■ **Goal of the exercise**: Repeat the material exactly, leaving nothing out.

Dataset records
* start *

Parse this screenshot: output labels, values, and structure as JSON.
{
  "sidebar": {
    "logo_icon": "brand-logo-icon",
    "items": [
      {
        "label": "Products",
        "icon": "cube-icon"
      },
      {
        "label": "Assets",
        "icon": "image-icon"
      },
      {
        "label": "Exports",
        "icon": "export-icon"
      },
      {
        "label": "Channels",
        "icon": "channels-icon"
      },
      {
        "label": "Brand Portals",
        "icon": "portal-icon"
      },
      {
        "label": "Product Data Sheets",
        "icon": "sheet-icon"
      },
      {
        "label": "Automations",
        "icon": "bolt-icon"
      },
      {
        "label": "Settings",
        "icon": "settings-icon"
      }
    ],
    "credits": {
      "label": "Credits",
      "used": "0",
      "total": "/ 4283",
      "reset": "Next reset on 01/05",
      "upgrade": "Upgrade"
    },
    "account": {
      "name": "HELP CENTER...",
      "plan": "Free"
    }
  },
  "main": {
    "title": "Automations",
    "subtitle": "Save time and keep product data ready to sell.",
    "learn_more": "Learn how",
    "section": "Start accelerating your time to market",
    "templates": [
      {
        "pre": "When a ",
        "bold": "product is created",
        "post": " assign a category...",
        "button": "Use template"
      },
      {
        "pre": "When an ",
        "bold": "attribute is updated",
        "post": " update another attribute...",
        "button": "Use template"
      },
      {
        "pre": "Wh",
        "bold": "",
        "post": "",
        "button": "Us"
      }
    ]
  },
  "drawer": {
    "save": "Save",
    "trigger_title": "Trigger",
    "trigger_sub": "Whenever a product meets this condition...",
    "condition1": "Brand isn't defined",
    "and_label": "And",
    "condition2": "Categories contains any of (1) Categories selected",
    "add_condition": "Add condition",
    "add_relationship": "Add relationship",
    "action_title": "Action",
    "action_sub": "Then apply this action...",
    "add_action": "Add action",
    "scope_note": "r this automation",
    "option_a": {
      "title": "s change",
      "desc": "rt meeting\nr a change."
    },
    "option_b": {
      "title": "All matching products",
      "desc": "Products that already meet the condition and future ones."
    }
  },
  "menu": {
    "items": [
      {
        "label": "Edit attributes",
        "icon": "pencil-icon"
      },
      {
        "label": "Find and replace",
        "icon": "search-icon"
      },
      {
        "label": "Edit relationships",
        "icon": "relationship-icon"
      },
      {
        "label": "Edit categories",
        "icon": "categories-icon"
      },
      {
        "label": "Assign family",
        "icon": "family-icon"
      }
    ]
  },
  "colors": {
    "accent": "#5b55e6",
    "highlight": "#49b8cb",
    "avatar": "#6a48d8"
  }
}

* end *

■ **Answer to the task**:
Parse this screenshot: output labels, values, and structure as JSON.
{
  "sidebar": {
    "logo_icon": "brand-logo-icon",
    "items": [
      {
        "label": "Products",
        "icon": "cube-icon"
      },
      {
        "label": "Assets",
        "icon": "image-icon"
      },
      {
        "label": "Exports",
        "icon": "export-icon"
      },
      {
        "label": "Channels",
        "icon": "channels-icon"
      },
      {
        "label": "Brand Portals",
        "icon": "portal-icon"
      },
      {
        "label": "Product Data Sheets",
        "icon": "sheet-icon"
      },
      {
        "label": "Automations",
        "icon": "bolt-icon"
      },
      {
        "label": "Settings",
        "icon": "settings-icon"
      }
    ],
    "credits": {
      "label": "Credits",
      "used": "0",
      "total": "/ 4283",
      "reset": "Next reset on 01/05",
      "upgrade": "Upgrade"
    },
    "account": {
      "name": "HELP CENTER...",
      "plan": "Free"
    }
  },
  "main": {
    "title": "Automations",
    "subtitle": "Save time and keep product data ready to sell.",
    "learn_more": "Learn how",
    "section": "Start accelerating your time to market",
    "templates": [
      {
        "pre": "When a ",
        "bold": "product is created",
        "post": " assign a category...",
        "button": "Use template"
      },
      {
        "pre": "When an ",
        "bold": "attribute is updated",
        "post": " update another attribute...",
        "button": "Use template"
      },
      {
        "pre": "Wh",
        "bold": "",
        "post": "",
        "button": "Us"
      }
    ]
  },
  "drawer": {
    "save": "Save",
    "trigger_title": "Trigger",
    "trigger_sub": "Whenever a product meets this condition...",
    "condition1": "Brand isn't defined",
    "and_label": "And",
    "condition2": "Categories contains any of (1) Categories selected",
    "add_condition": "Add condition",
    "add_relationship": "Add relationship",
    "action_title": "Action",
    "action_sub": "Then apply this action...",
    "add_action": "Add action",
    "scope_note": "r this automation",
    "option_a": {
      "title": "s change",
      "desc": "rt meeting\nr a change."
    },
    "option_b": {
      "title": "All matching products",
      "desc": "Products that already meet the condition and future ones."
    }
  },
  "menu": {
    "items": [
      {
        "label": "Edit attributes",
        "icon": "pencil-icon"
      },
      {
        "label": "Find and replace",
        "icon": "search-icon"
      },
      {
        "label": "Edit relationships",
        "icon": "relationship-icon"
      },
      {
        "label": "Edit categories",
        "icon": "categories-icon"
      },
      {
        "label": "Assign family",
        "icon": "family-icon"
      }
    ]
  },
  "colors": {
    "accent": "#5b55e6",
    "highlight": "#49b8cb",
    "avatar": "#6a48d8"
  }
}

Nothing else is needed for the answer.